## Material for this task
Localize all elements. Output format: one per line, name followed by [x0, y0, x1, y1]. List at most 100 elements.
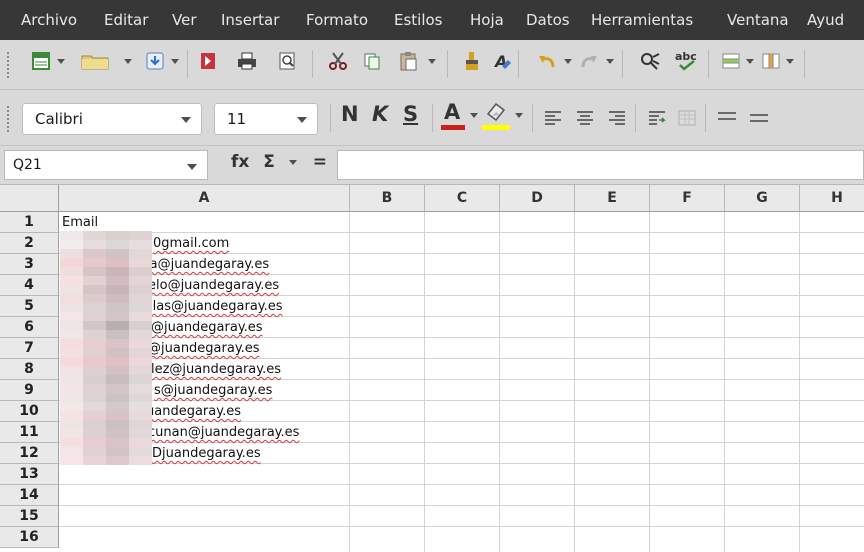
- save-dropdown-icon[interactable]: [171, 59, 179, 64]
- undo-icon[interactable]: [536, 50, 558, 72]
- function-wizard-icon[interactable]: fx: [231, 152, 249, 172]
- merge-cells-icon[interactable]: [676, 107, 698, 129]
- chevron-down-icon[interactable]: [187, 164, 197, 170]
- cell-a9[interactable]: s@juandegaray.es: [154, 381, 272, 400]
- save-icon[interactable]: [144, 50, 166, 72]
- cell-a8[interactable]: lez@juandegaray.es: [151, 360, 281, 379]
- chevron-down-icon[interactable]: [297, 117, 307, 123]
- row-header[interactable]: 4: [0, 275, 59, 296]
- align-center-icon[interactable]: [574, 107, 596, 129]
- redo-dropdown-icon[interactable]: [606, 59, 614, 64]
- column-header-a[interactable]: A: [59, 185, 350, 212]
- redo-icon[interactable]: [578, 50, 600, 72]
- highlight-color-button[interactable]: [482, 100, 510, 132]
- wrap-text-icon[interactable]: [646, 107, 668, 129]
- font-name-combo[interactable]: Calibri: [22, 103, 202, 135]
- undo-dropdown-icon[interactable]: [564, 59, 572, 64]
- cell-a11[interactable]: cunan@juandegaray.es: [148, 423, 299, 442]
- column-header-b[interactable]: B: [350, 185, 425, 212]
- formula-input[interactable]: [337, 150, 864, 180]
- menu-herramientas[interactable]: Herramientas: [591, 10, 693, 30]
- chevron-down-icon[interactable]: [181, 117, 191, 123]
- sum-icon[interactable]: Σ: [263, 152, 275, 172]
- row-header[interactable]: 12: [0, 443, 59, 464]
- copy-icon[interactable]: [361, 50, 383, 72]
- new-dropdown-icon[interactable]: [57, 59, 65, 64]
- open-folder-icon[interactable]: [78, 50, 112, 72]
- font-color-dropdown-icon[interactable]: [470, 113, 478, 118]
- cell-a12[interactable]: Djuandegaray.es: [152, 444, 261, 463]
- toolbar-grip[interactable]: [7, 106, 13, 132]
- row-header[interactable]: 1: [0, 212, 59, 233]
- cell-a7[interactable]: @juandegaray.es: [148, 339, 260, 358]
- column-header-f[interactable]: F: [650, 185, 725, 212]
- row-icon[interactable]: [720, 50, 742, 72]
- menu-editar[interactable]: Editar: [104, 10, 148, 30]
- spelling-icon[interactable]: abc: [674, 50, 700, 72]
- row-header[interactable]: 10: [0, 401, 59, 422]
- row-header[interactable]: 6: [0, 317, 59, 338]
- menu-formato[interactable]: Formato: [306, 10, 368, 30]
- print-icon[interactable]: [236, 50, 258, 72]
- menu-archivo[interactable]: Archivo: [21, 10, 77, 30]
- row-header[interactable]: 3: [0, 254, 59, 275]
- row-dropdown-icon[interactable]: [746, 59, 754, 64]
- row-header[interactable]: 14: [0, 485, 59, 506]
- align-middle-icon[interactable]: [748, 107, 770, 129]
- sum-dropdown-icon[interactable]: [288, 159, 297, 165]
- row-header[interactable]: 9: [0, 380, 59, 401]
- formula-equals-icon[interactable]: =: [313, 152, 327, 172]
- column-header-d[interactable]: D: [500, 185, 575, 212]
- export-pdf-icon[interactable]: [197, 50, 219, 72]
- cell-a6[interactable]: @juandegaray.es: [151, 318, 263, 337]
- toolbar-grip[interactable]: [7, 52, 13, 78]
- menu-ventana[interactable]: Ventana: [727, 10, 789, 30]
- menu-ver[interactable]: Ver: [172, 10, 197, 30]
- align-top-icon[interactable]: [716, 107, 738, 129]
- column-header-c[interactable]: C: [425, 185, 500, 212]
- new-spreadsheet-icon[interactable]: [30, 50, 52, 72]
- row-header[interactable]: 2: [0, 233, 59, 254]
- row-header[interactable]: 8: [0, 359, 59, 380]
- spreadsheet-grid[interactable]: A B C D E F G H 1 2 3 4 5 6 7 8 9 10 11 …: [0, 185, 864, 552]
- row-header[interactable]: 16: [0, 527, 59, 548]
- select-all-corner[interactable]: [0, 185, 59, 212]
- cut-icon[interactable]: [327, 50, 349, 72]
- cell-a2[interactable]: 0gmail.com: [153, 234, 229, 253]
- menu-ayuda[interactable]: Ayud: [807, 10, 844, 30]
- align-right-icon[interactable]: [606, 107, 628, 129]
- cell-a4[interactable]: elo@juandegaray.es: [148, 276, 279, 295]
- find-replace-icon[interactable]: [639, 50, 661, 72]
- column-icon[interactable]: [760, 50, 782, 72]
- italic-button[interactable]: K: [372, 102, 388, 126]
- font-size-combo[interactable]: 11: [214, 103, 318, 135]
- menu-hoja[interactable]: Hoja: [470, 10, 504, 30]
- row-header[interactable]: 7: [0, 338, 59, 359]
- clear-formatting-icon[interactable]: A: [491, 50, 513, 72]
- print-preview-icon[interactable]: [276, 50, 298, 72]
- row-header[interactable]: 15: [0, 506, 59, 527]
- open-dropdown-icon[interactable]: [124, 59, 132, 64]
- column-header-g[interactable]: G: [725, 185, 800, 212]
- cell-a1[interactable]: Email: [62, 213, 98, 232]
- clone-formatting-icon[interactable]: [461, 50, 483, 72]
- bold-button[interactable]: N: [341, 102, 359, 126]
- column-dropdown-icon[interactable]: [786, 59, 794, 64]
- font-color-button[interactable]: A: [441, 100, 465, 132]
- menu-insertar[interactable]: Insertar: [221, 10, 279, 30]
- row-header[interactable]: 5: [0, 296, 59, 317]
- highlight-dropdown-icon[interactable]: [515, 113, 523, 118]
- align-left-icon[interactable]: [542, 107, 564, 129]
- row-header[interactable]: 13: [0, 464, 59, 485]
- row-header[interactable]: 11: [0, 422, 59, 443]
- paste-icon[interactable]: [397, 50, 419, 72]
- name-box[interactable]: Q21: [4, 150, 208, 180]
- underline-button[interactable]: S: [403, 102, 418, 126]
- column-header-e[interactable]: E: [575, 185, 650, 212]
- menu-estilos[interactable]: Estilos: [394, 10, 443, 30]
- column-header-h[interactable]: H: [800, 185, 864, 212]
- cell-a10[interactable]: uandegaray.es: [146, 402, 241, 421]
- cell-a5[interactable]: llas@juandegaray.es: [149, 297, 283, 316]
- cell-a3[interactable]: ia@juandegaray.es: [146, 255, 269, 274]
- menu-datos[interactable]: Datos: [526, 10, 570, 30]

## Exercise
Reproduce verbatim every line from the one containing "- save-dropdown-icon[interactable]: [171, 59, 179, 64]" down to the one containing "- cell-a9[interactable]: s@juandegaray.es: [154, 381, 272, 400]", both included.

## Problem solution
- save-dropdown-icon[interactable]: [171, 59, 179, 64]
- undo-icon[interactable]: [536, 50, 558, 72]
- function-wizard-icon[interactable]: fx: [231, 152, 249, 172]
- merge-cells-icon[interactable]: [676, 107, 698, 129]
- chevron-down-icon[interactable]: [187, 164, 197, 170]
- cell-a9[interactable]: s@juandegaray.es: [154, 381, 272, 400]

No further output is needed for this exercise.